STATED TASK: Check every line below for the string "lower", and copy the lines that contain it.
○ ○ ○ ○ ○ ○ ○
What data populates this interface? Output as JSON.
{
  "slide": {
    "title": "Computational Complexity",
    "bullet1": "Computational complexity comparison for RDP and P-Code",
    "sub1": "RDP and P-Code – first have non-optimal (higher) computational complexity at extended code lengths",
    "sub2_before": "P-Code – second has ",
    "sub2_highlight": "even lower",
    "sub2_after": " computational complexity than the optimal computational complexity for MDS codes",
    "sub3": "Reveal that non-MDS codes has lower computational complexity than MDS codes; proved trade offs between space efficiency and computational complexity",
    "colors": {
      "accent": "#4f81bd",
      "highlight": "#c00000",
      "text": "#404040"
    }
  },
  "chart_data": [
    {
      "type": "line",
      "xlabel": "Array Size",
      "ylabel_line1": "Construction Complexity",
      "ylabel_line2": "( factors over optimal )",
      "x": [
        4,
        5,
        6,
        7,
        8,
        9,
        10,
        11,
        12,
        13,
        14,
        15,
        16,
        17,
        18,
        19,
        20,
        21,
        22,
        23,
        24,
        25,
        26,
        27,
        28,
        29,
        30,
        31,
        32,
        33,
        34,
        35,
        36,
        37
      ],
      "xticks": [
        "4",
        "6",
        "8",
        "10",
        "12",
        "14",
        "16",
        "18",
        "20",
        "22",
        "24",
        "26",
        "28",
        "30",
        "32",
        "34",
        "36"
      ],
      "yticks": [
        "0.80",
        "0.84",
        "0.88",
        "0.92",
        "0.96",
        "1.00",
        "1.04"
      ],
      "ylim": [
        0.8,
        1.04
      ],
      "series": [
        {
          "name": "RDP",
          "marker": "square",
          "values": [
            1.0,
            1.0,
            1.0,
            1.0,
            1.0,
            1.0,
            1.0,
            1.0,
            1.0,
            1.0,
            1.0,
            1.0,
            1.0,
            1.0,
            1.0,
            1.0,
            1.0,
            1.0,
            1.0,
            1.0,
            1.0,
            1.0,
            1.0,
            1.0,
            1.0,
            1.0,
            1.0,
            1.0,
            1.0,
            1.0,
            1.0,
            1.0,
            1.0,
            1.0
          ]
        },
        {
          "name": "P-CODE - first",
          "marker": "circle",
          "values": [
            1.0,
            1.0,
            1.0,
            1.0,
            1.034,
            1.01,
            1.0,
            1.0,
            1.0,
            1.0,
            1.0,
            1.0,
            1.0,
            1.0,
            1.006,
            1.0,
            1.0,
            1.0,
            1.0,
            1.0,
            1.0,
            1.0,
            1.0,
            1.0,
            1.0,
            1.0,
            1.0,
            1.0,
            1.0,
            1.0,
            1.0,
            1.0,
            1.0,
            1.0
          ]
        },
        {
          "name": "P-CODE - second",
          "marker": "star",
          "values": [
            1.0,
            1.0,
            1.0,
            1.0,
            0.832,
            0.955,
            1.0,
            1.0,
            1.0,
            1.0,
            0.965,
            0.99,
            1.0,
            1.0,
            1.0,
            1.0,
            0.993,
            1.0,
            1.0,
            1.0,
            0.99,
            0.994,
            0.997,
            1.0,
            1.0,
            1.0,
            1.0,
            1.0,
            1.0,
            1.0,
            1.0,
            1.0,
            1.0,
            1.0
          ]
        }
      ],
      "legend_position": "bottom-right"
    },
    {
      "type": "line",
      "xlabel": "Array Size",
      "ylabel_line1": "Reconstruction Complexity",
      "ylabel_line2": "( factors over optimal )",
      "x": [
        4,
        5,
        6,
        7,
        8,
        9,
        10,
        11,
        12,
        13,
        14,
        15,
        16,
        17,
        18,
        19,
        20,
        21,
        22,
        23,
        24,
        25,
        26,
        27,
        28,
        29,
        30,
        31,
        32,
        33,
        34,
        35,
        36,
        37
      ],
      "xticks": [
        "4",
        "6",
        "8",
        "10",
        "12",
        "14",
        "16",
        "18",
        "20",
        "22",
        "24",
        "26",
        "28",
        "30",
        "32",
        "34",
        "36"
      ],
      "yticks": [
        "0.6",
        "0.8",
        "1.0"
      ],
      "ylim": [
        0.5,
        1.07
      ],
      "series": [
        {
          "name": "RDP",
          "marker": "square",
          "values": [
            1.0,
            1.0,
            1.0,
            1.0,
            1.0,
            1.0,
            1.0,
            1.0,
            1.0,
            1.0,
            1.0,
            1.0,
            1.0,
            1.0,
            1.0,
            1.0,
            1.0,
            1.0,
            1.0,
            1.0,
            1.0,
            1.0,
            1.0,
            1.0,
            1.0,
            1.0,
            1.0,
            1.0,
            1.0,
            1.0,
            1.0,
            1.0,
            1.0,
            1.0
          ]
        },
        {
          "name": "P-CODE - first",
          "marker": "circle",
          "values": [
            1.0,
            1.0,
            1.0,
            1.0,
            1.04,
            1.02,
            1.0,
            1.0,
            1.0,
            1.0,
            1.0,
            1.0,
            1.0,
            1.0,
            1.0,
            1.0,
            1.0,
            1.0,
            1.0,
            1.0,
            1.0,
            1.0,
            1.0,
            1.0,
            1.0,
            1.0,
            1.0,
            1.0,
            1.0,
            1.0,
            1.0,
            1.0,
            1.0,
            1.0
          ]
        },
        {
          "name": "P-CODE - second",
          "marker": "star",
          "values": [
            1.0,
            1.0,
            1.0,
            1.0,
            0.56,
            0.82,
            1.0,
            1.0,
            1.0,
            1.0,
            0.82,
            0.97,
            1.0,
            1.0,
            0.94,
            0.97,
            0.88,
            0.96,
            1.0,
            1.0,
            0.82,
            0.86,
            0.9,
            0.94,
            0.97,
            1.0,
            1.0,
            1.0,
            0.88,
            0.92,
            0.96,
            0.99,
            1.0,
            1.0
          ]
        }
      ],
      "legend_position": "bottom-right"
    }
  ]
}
○ ○ ○ ○ ○ ○ ○
COMPLETED EXERCISE:
    "sub2_highlight": "even lower",
    "sub3": "Reveal that non-MDS codes has lower computational complexity than MDS codes; proved trade offs between space efficiency and computational complexity",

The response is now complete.